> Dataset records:
|---|
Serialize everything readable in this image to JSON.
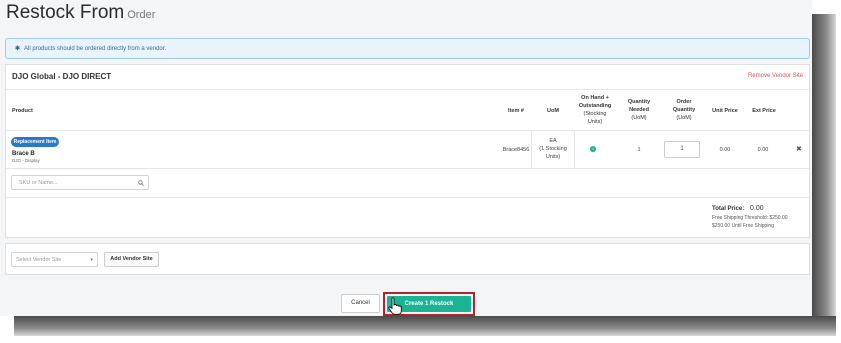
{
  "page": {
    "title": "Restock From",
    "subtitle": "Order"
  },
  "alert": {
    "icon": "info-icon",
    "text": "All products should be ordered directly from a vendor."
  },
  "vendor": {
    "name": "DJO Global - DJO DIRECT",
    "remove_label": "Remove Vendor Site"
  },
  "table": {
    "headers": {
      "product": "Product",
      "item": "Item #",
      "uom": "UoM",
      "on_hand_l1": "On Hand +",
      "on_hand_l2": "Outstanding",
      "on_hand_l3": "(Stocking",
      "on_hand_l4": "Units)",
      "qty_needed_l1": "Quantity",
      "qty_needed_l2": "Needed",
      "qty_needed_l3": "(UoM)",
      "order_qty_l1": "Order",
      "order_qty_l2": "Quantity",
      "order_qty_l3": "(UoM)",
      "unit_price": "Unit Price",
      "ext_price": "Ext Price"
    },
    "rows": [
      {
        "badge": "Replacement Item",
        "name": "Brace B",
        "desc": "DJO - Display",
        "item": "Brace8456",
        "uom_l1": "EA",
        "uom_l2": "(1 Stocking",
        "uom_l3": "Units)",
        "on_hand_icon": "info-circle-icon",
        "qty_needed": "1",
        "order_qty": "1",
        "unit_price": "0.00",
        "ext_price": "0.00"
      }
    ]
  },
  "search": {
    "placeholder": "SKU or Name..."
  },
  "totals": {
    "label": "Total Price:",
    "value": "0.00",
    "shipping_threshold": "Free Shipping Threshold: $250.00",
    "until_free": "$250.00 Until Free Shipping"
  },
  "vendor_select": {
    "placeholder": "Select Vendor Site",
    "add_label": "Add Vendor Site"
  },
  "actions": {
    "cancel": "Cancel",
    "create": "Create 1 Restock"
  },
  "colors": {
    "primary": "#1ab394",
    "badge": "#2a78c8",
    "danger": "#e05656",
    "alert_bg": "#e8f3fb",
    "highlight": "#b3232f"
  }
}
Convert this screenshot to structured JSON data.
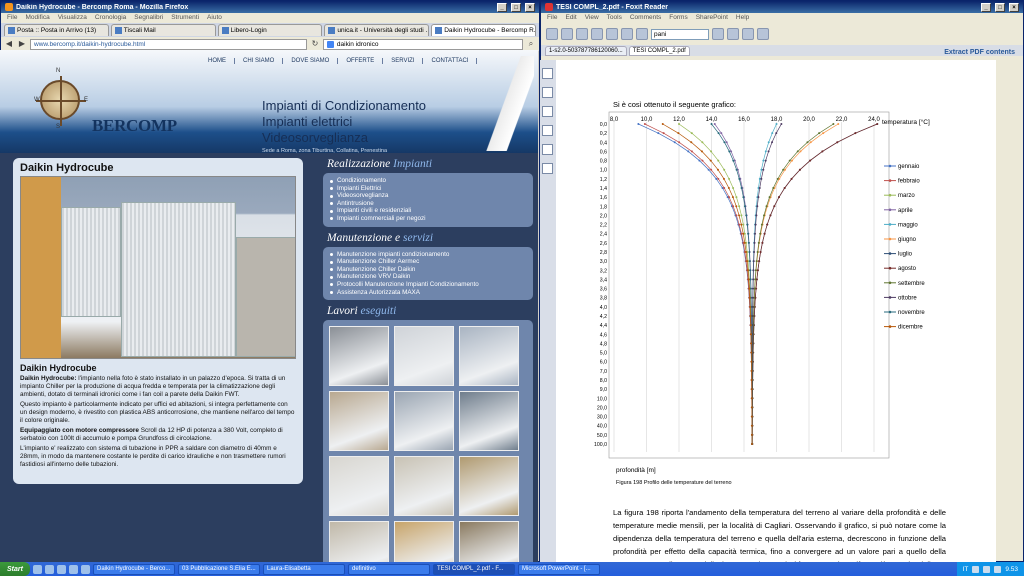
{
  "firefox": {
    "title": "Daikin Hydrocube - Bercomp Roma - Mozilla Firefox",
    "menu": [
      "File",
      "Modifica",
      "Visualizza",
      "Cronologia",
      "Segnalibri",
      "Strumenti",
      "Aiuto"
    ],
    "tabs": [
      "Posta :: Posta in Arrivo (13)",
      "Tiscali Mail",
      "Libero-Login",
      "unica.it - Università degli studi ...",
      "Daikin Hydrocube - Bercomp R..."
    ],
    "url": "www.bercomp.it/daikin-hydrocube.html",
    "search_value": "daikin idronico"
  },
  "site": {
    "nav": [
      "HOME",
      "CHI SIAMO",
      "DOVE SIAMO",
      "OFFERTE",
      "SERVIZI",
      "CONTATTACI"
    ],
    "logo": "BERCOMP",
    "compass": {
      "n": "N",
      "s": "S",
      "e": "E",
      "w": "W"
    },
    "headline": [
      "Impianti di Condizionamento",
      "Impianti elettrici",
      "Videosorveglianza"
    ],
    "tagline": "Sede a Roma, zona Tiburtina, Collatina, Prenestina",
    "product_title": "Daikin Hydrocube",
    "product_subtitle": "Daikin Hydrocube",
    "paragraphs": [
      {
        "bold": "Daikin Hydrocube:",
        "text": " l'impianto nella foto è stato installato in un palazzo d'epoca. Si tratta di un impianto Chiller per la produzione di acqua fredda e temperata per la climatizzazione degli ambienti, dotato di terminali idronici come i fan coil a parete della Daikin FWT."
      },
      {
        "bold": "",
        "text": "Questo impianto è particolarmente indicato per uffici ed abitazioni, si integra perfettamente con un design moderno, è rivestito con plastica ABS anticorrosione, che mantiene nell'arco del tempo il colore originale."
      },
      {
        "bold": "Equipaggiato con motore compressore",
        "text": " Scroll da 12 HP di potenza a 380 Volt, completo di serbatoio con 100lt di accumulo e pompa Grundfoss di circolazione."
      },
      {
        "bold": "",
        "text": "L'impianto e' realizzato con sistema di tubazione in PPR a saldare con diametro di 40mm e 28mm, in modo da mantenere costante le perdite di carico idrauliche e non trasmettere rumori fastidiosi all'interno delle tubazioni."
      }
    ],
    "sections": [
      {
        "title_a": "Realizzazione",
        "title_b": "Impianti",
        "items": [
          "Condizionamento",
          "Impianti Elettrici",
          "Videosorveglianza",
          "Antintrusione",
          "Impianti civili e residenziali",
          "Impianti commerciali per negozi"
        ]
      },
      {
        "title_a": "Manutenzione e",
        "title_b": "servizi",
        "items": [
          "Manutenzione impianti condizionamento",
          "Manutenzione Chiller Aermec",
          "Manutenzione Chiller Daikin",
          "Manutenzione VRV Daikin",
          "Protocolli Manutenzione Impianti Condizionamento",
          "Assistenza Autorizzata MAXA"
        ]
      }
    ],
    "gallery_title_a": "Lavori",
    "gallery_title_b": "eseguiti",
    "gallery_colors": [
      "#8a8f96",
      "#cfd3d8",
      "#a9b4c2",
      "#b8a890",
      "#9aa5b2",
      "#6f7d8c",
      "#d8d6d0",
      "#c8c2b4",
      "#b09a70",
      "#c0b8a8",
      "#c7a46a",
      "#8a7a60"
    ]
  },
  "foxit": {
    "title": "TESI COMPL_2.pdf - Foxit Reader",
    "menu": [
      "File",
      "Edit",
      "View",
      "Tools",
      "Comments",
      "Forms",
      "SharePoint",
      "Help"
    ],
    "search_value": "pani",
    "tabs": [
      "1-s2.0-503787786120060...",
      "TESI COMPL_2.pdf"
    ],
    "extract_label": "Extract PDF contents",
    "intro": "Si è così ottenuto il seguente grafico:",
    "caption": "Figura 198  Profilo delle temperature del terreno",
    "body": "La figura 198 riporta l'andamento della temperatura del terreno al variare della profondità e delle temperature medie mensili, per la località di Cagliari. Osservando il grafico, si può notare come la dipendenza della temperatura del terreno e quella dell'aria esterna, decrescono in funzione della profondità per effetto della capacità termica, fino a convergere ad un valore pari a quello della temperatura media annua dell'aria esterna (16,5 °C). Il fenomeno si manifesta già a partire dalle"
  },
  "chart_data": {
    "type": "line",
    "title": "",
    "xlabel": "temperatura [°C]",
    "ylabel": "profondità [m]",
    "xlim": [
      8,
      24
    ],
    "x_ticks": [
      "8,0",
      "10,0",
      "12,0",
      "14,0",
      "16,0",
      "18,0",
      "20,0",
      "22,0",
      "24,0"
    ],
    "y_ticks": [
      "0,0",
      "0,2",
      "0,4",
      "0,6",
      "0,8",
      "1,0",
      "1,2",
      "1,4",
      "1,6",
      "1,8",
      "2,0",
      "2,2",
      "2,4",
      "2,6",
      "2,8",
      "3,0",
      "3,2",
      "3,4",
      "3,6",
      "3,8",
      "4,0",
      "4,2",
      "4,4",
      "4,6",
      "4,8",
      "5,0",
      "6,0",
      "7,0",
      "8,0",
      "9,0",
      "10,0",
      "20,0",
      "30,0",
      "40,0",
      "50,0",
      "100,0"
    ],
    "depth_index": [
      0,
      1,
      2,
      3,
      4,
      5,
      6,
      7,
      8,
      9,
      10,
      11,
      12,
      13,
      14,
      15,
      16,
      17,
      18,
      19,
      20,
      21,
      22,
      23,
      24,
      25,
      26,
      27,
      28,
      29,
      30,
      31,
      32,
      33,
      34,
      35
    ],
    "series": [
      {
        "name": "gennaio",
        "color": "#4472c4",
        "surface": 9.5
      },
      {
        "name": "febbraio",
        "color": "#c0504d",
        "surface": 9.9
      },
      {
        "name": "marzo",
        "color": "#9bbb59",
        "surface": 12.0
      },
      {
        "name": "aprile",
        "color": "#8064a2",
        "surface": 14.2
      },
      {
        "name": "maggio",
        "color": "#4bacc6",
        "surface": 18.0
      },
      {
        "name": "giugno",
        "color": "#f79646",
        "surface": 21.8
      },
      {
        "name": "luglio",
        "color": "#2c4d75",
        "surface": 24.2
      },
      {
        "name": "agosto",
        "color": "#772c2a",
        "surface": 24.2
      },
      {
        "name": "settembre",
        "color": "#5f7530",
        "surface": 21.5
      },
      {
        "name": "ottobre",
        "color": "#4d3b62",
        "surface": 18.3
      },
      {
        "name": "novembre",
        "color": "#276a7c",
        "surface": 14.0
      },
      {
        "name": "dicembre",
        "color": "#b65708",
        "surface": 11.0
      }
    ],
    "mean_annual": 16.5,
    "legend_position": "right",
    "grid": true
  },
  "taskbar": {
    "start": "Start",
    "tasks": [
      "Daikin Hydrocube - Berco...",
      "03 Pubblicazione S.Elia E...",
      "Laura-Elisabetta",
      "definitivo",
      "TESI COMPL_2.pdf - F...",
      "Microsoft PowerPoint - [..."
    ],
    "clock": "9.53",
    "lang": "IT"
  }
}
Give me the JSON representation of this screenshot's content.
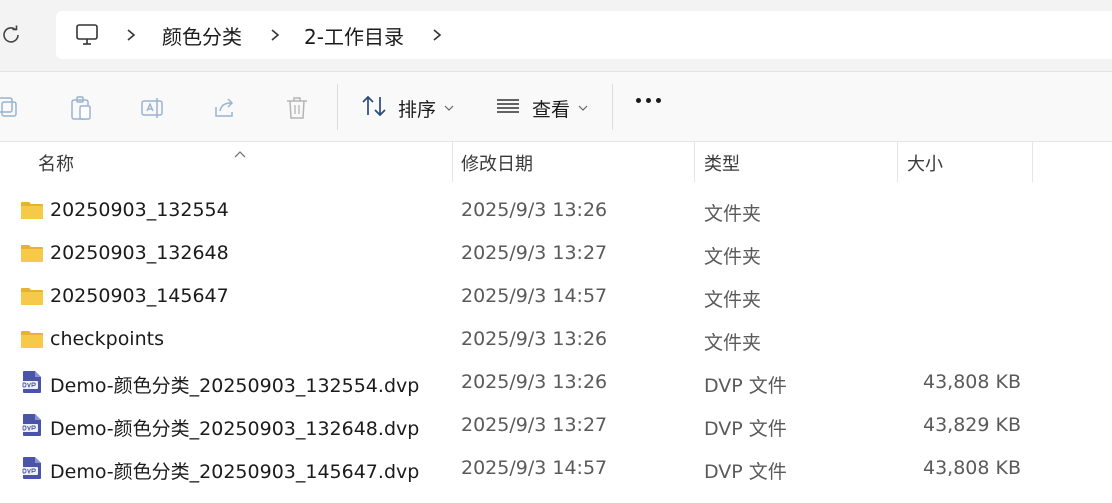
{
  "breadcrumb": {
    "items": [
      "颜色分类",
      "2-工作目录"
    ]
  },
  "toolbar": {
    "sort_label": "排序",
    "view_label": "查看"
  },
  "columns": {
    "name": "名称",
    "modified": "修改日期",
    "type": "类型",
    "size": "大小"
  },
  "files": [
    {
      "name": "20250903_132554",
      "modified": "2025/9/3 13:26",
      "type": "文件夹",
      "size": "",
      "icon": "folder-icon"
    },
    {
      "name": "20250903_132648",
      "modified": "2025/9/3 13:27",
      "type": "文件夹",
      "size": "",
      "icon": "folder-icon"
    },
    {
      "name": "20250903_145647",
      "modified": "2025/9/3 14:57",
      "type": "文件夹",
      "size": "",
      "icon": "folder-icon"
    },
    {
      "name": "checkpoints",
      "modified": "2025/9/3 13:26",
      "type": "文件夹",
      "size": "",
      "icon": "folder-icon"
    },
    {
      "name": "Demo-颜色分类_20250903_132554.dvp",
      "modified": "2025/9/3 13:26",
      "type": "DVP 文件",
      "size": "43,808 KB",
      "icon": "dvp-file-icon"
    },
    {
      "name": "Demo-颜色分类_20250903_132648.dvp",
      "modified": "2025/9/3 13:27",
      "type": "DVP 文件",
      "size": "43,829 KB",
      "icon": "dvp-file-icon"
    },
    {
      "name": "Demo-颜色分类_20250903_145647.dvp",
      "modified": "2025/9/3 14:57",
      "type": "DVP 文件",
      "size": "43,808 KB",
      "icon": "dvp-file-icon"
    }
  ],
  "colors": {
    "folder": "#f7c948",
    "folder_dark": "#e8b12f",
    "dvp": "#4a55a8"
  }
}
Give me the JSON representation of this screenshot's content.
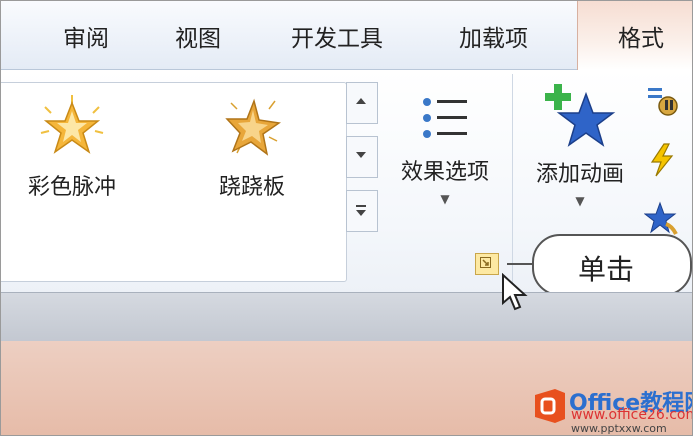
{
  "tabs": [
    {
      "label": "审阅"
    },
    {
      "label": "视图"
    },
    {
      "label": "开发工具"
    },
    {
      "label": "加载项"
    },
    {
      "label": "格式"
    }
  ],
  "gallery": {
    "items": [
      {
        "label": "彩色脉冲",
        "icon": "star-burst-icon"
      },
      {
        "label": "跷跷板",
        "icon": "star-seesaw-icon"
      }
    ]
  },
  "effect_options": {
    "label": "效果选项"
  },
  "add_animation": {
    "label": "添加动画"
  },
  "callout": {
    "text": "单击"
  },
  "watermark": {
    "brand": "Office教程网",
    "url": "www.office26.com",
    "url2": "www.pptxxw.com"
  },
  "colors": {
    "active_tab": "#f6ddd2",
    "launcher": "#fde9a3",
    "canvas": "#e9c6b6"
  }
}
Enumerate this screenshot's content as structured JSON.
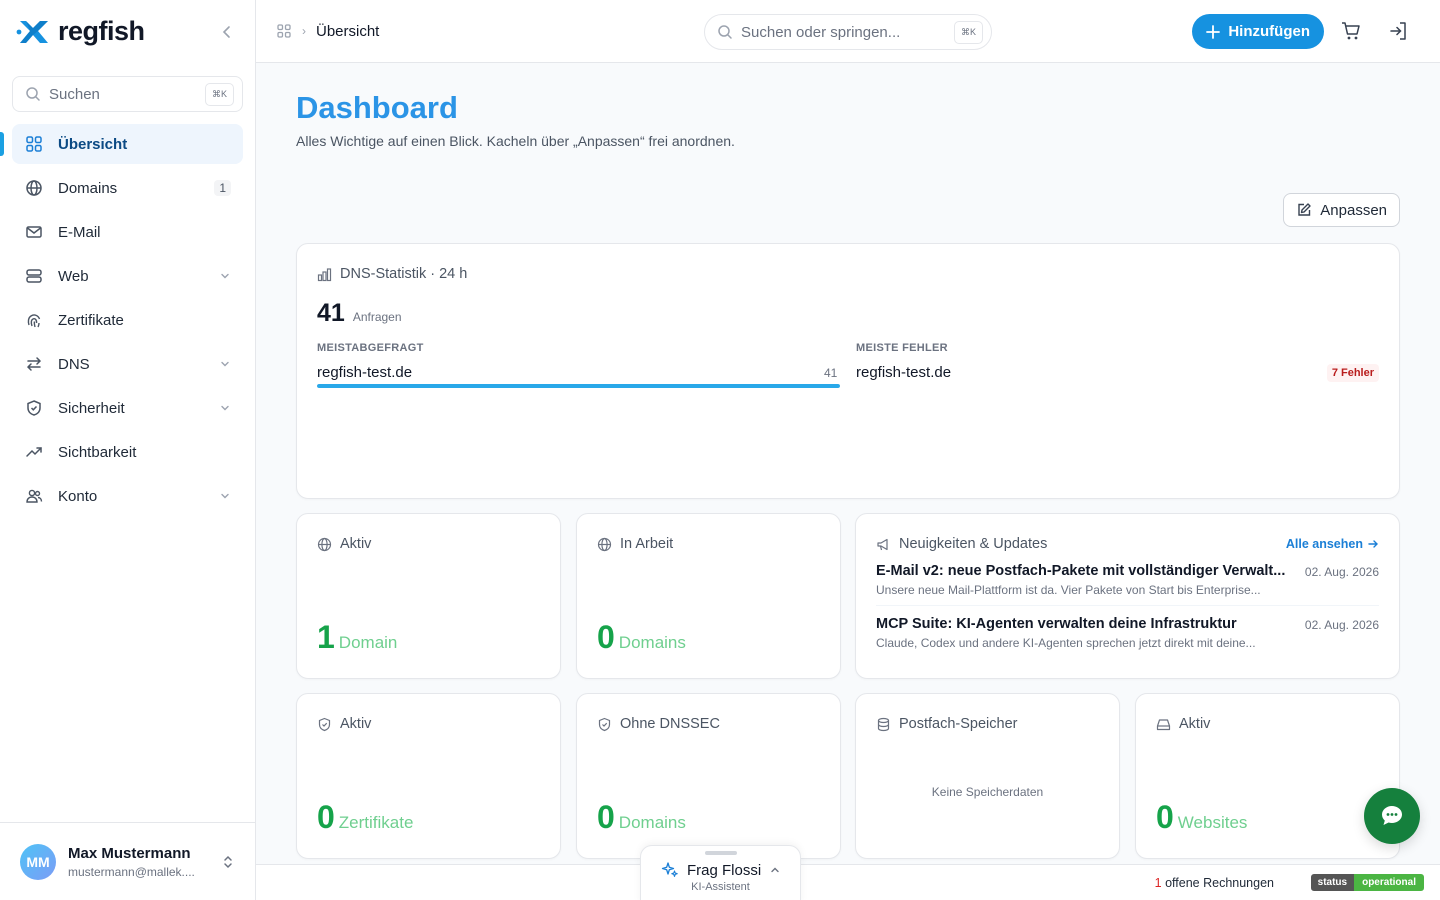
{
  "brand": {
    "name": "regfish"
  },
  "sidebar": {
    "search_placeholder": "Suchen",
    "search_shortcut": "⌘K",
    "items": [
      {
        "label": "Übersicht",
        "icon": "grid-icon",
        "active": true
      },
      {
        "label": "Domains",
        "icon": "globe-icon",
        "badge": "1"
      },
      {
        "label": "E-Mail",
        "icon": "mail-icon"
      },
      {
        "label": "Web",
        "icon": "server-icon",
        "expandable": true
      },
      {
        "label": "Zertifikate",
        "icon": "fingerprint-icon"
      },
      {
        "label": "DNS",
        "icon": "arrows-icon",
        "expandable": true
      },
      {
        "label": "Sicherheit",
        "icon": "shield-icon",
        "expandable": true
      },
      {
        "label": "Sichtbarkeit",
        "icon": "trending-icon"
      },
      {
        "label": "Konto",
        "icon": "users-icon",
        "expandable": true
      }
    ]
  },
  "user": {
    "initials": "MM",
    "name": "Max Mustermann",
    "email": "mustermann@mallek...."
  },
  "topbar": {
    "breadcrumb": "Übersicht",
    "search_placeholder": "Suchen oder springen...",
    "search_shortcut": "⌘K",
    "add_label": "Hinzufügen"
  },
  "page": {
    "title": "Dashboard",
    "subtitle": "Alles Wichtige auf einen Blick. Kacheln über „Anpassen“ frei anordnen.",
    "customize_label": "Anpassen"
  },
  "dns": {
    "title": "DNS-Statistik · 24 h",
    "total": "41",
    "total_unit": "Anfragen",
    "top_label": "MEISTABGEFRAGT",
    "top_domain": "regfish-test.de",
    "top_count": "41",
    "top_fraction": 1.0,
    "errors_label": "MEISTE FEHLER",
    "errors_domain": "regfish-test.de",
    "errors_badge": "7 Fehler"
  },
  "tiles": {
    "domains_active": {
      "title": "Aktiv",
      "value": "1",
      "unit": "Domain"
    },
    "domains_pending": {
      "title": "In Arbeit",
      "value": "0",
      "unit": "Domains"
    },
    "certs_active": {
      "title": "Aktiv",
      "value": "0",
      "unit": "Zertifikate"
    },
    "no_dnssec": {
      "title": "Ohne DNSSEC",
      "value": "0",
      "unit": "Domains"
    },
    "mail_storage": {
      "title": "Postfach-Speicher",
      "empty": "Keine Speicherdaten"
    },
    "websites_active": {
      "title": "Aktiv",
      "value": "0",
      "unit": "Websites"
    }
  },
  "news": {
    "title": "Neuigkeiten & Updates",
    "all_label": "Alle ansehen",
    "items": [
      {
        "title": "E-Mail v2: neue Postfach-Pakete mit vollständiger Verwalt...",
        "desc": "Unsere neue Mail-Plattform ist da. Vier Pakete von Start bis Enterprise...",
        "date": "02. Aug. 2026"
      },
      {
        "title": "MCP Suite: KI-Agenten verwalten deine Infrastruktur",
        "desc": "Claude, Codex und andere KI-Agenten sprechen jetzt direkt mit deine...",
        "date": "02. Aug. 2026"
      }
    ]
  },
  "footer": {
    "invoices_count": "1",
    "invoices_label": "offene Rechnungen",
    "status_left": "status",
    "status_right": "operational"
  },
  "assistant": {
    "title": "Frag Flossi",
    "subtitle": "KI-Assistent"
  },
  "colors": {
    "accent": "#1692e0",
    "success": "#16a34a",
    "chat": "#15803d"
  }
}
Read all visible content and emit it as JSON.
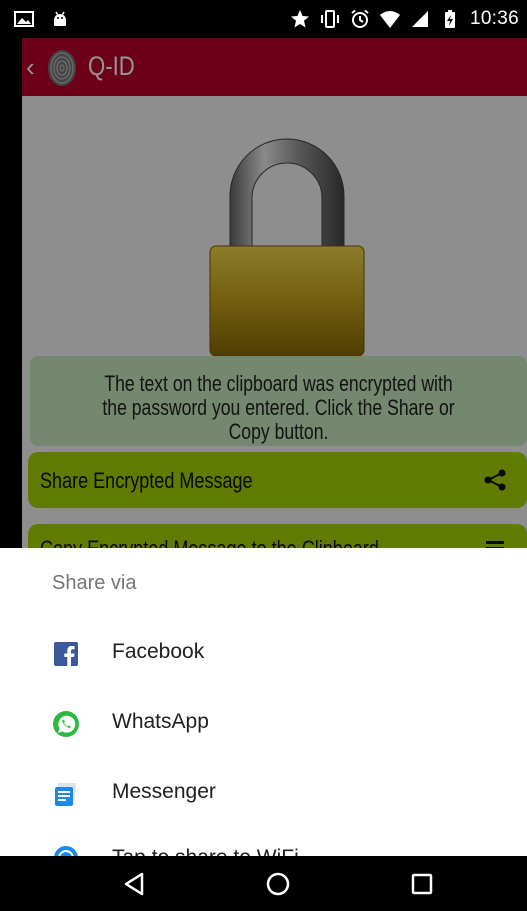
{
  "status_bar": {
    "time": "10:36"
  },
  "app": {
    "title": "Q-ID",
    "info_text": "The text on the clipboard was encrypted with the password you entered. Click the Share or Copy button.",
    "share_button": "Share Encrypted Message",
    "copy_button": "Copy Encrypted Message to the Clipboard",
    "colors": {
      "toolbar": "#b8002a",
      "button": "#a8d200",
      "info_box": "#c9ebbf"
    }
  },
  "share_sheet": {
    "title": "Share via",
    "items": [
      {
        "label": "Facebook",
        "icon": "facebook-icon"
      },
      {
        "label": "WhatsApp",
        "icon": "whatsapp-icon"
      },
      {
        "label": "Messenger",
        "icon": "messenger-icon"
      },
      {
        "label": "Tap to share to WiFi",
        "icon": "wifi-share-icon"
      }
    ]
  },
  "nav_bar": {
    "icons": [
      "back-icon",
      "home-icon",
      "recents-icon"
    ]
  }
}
|---|
> Short problem:
Count every line in the entries above where the word "deine" appears; respond with the number alone.

> Output of the task:
2